## [Aim]
Pick out the lines below with "политики" and list them.

### Dataset rows ###

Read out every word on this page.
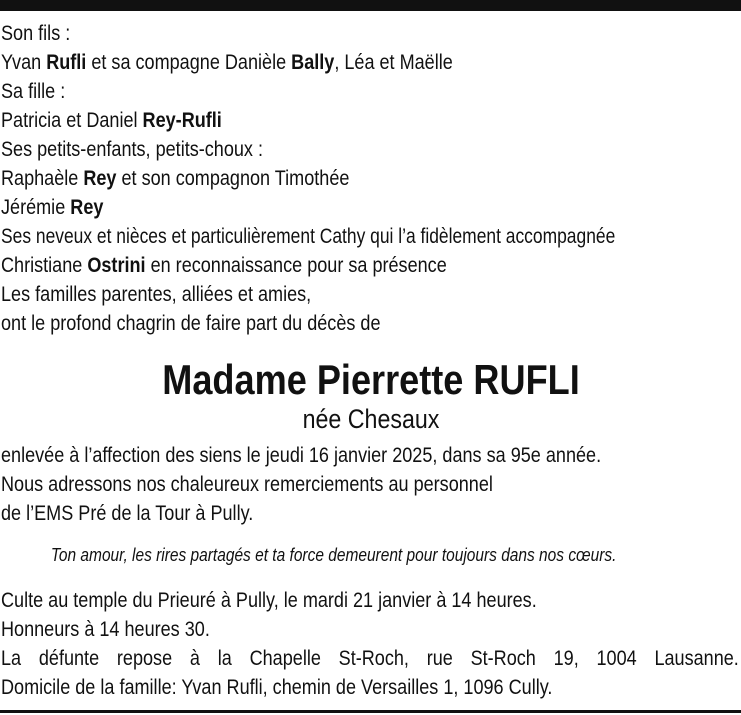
Son fils :
Yvan Rufli et sa compagne Danièle Bally, Léa et Maëlle
Sa fille :
Patricia et Daniel Rey-Rufli
Ses petits-enfants, petits-choux :
Raphaèle Rey et son compagnon Timothée
Jérémie Rey
Ses neveux et nièces et particulièrement Cathy qui l’a fidèlement accompagnée
Christiane Ostrini en reconnaissance pour sa présence
Les familles parentes, alliées et amies,
ont le profond chagrin de faire part du décès de
Madame Pierrette RUFLI
née Chesaux
enlevée à l’affection des siens le jeudi 16 janvier 2025, dans sa 95e année.
Nous adressons nos chaleureux remerciements au personnel
de l’EMS Pré de la Tour à Pully.
Ton amour, les rires partagés et ta force demeurent pour toujours dans nos cœurs.
Culte au temple du Prieuré à Pully, le mardi 21 janvier à 14 heures.
Honneurs à 14 heures 30.
La défunte repose à la Chapelle St-Roch, rue St-Roch 19, 1004 Lausanne.
Domicile de la famille: Yvan Rufli, chemin de Versailles 1, 1096 Cully.
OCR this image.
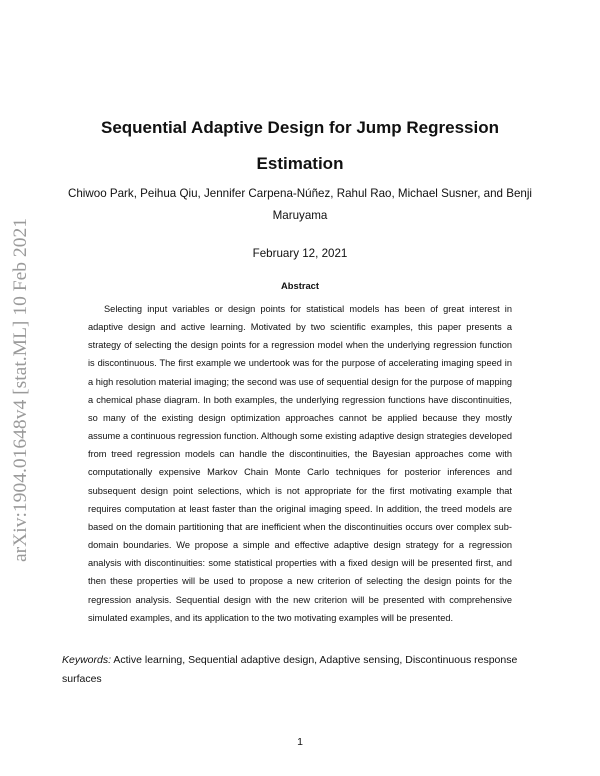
arXiv:1904.01648v4 [stat.ML] 10 Feb 2021
Sequential Adaptive Design for Jump Regression Estimation

Chiwoo Park, Peihua Qiu, Jennifer Carpena-Núñez, Rahul Rao, Michael Susner, and Benji Maruyama

February 12, 2021
Abstract

Selecting input variables or design points for statistical models has been of great interest in adaptive design and active learning. Motivated by two scientific examples, this paper presents a strategy of selecting the design points for a regression model when the underlying regression function is discontinuous. The first example we undertook was for the purpose of accelerating imaging speed in a high resolution material imaging; the second was use of sequential design for the purpose of mapping a chemical phase diagram. In both examples, the underlying regression functions have discontinuities, so many of the existing design optimization approaches cannot be applied because they mostly assume a continuous regression function. Although some existing adaptive design strategies developed from treed regression models can handle the discontinuities, the Bayesian approaches come with computationally expensive Markov Chain Monte Carlo techniques for posterior inferences and subsequent design point selections, which is not appropriate for the first motivating example that requires computation at least faster than the original imaging speed. In addition, the treed models are based on the domain partitioning that are inefficient when the discontinuities occurs over complex sub-domain boundaries. We propose a simple and effective adaptive design strategy for a regression analysis with discontinuities: some statistical properties with a fixed design will be presented first, and then these properties will be used to propose a new criterion of selecting the design points for the regression analysis. Sequential design with the new criterion will be presented with comprehensive simulated examples, and its application to the two motivating examples will be presented.

Keywords: Active learning, Sequential adaptive design, Adaptive sensing, Discontinuous response surfaces

1
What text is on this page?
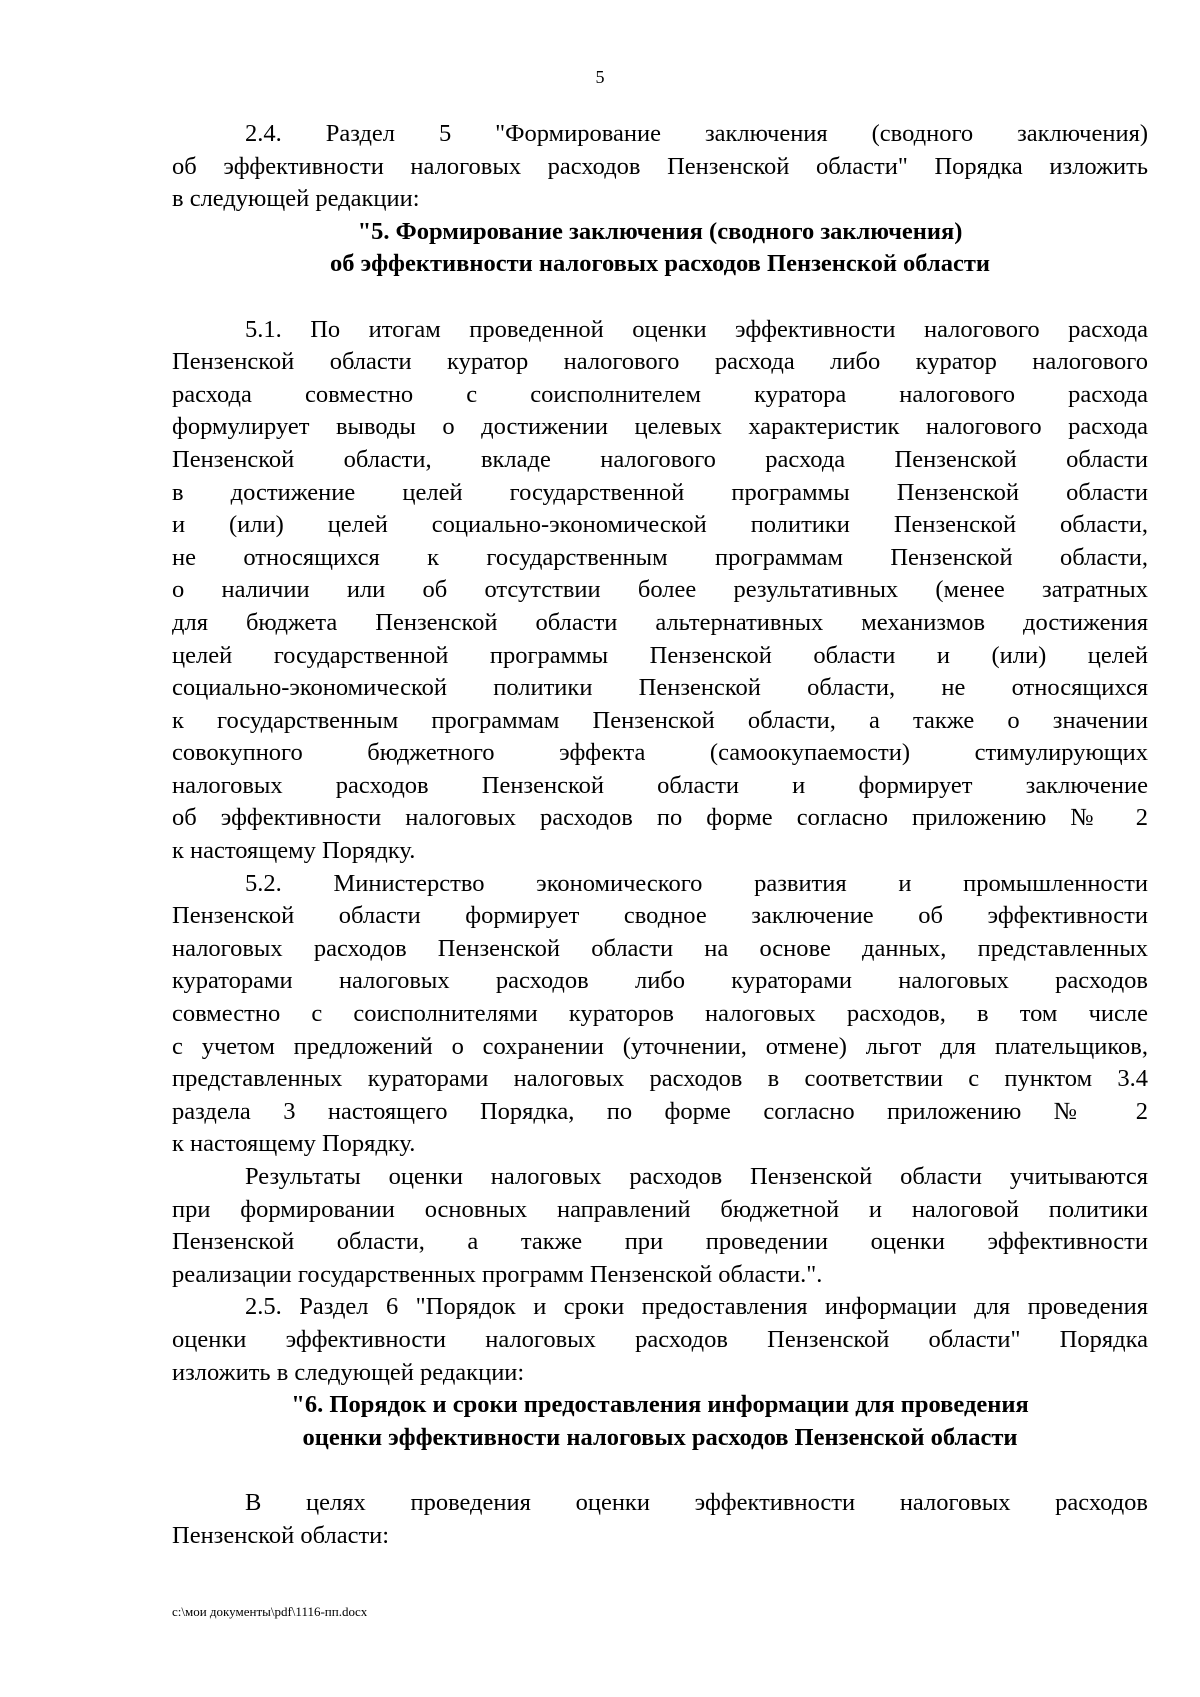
5
2.4. Раздел 5 "Формирование заключения (сводного заключения)
об эффективности налоговых расходов Пензенской области" Порядка изложить
в следующей редакции:
"5. Формирование заключения (сводного заключения)
об эффективности налоговых расходов Пензенской области
5.1. По итогам проведенной оценки эффективности налогового расхода
Пензенской области куратор налогового расхода либо куратор налогового
расхода совместно с соисполнителем куратора налогового расхода
формулирует выводы о достижении целевых характеристик налогового расхода
Пензенской области, вкладе налогового расхода Пензенской области
в достижение целей государственной программы Пензенской области
и (или) целей социально-экономической политики Пензенской области,
не относящихся к государственным программам Пензенской области,
о наличии или об отсутствии более результативных (менее затратных
для бюджета Пензенской области альтернативных механизмов достижения
целей государственной программы Пензенской области и (или) целей
социально-экономической политики Пензенской области, не относящихся
к государственным программам Пензенской области, а также о значении
совокупного бюджетного эффекта (самоокупаемости) стимулирующих
налоговых расходов Пензенской области и формирует заключение
об эффективности налоговых расходов по форме согласно приложению № 2
к настоящему Порядку.
5.2. Министерство экономического развития и промышленности
Пензенской области формирует сводное заключение об эффективности
налоговых расходов Пензенской области на основе данных, представленных
кураторами налоговых расходов либо кураторами налоговых расходов
совместно с соисполнителями кураторов налоговых расходов, в том числе
с учетом предложений о сохранении (уточнении, отмене) льгот для плательщиков,
представленных кураторами налоговых расходов в соответствии с пунктом 3.4
раздела 3 настоящего Порядка, по форме согласно приложению № 2
к настоящему Порядку.
Результаты оценки налоговых расходов Пензенской области учитываются
при формировании основных направлений бюджетной и налоговой политики
Пензенской области, а также при проведении оценки эффективности
реализации государственных программ Пензенской области.".
2.5. Раздел 6 "Порядок и сроки предоставления информации для проведения
оценки эффективности налоговых расходов Пензенской области" Порядка
изложить в следующей редакции:
"6. Порядок и сроки предоставления информации для проведения
оценки эффективности налоговых расходов Пензенской области
В целях проведения оценки эффективности налоговых расходов
Пензенской области:
c:\мои документы\pdf\1116-пп.docx
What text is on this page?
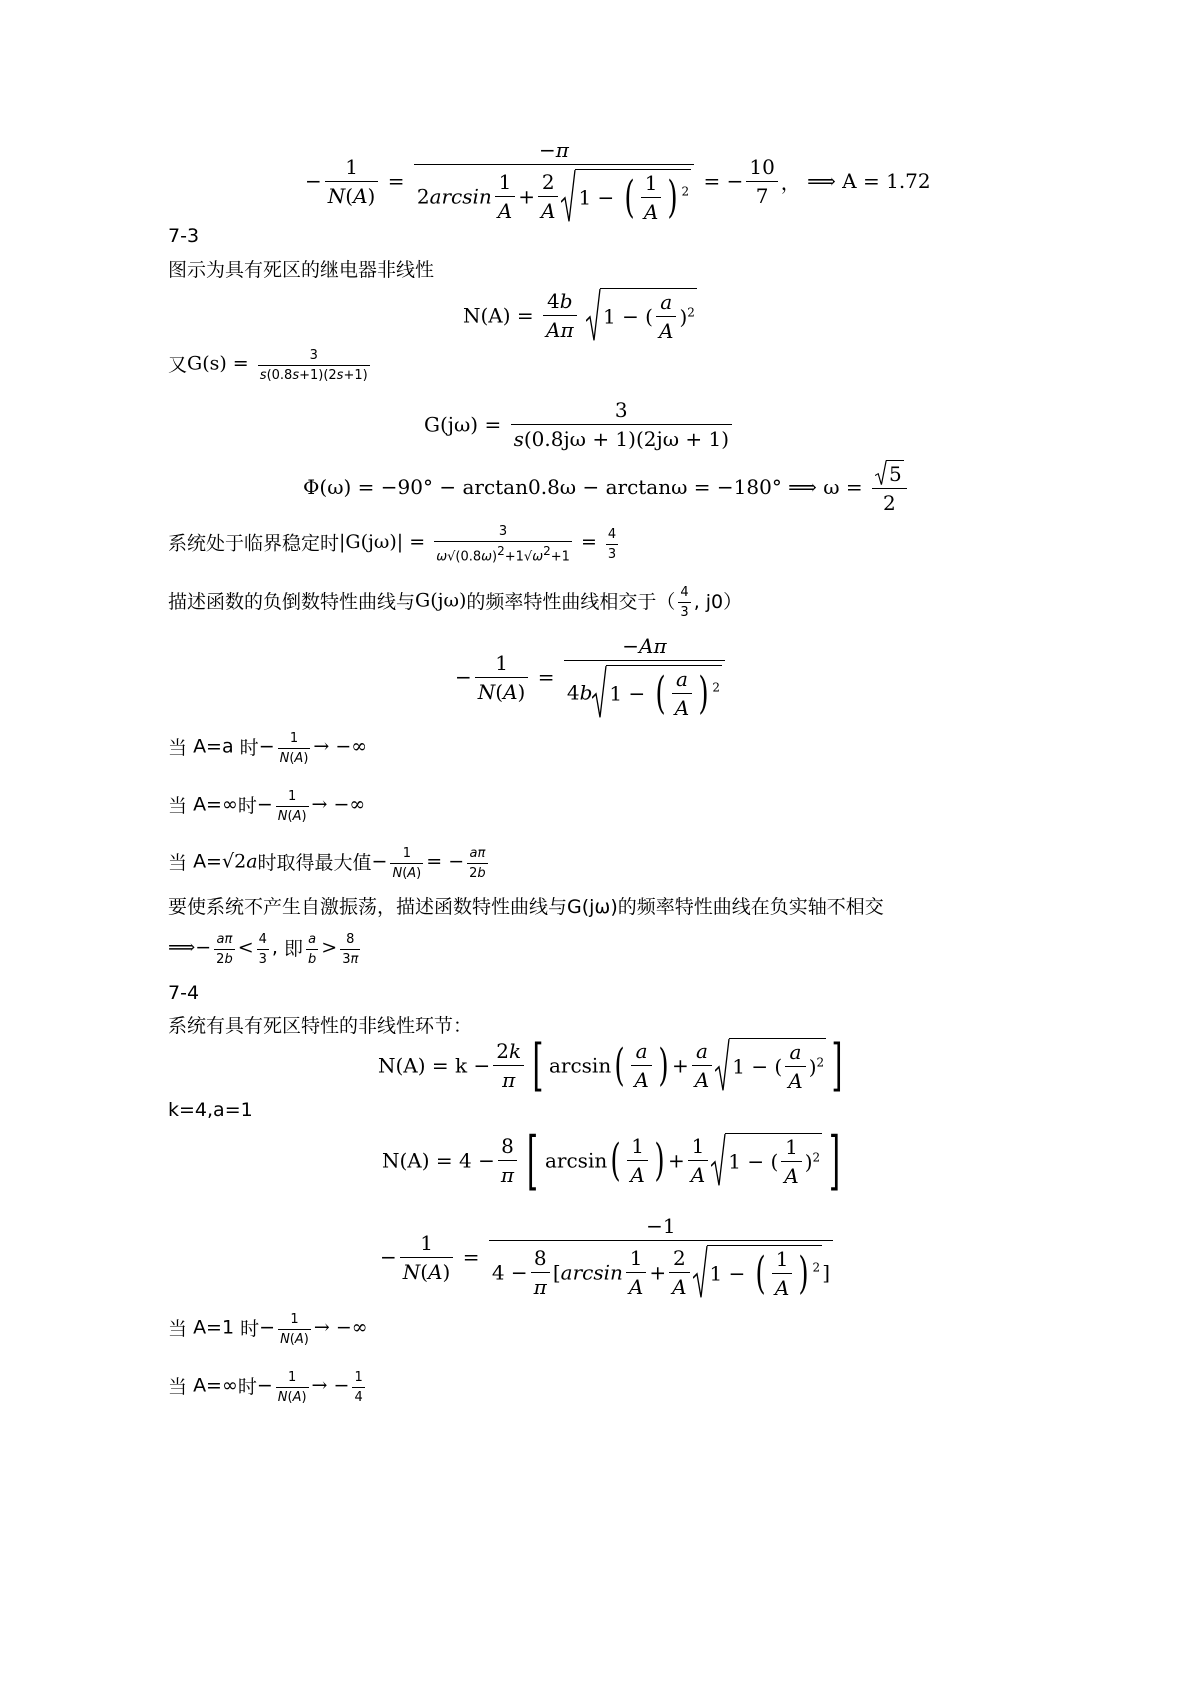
− $\frac{1}{N(A)} = \frac{-\pi}{2\arcsin \frac{1}{A} + \frac{2}{A} 1 - ( \frac{1}{A} ) ^2}$ = − $\frac{10}{7}$ ， ⟹ A = 1.72
7-3
图示为具有死区的继电器非线性
$N(A) = \frac{4b}{A\pi}$
1 − ( $\frac{a}{A} )^2$
又$G(s) = \frac{3}{s(0.8s+1)(2s+1)}$
$G(j\omega) = \frac{3}{s(0.8j\omega + 1)(2j\omega + 1)}$
Φ(ω) = −90° − arctan0.8ω − arctanω = −180° ⟹ $\omega = \frac{5}{2}$
系统处于临界稳定时$|G(j\omega)| = \frac{3}{\omega√(0.8\omega)^2+1√\omega^2+1} = \frac{4}{3}$
描述函数的负倒数特性曲线与G(jω)的频率特性曲线相交于（ $\frac{4}{3}$ , j0）
− $\frac{1}{N(A)} = \frac{-A\pi}{4b 1 - ( \frac{a}{A} ) ^2}$
当 A=a 时− $\frac{1}{N(A)}$ → −∞
当 A=∞时− $\frac{1}{N(A)}$ → −∞
当 A=√2a时取得最大值− $\frac{1}{N(A)}$ = − $\frac{a\pi}{2b}$
要使系统不产生自激振荡，描述函数特性曲线与G(jω)的频率特性曲线在负实轴不相交
⟹− $\frac{a\pi}{2b} < \frac{4}{3}$ , 即 $\frac{a}{b} > \frac{8}{3\pi}$
7-4
系统有具有死区特性的非线性环节：
$N(A) = k - \frac{2k}{\pi}$ [ $\arcsin( \frac{a}{A}$ ) + $\frac{a}{A} 1$ − ( $\frac{a}{A} )^2$ ]
k=4,a=1
$N(A) = 4 - \frac{8}{\pi}$ [ $\arcsin( \frac{1}{A}$ ) + $\frac{1}{A} 1$ − ( $\frac{1}{A} )^2$ ]
− $\frac{1}{N(A)} = \frac{-1}{4 - \frac{8}{\pi} [\arcsin \frac{1}{A} + \frac{2}{A} 1 - ( \frac{1}{A} ) ^2 ]}$
当 A=1 时− $\frac{1}{N(A)}$ → −∞
当 A=∞时− $\frac{1}{N(A)}$ → − $\frac{1}{4}$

###

## [Result of this task]
и (или) целей социально-экономической политики Пензенской области,
социально-экономической политики Пензенской области, не относящихся
при формировании основных направлений бюджетной и налоговой политики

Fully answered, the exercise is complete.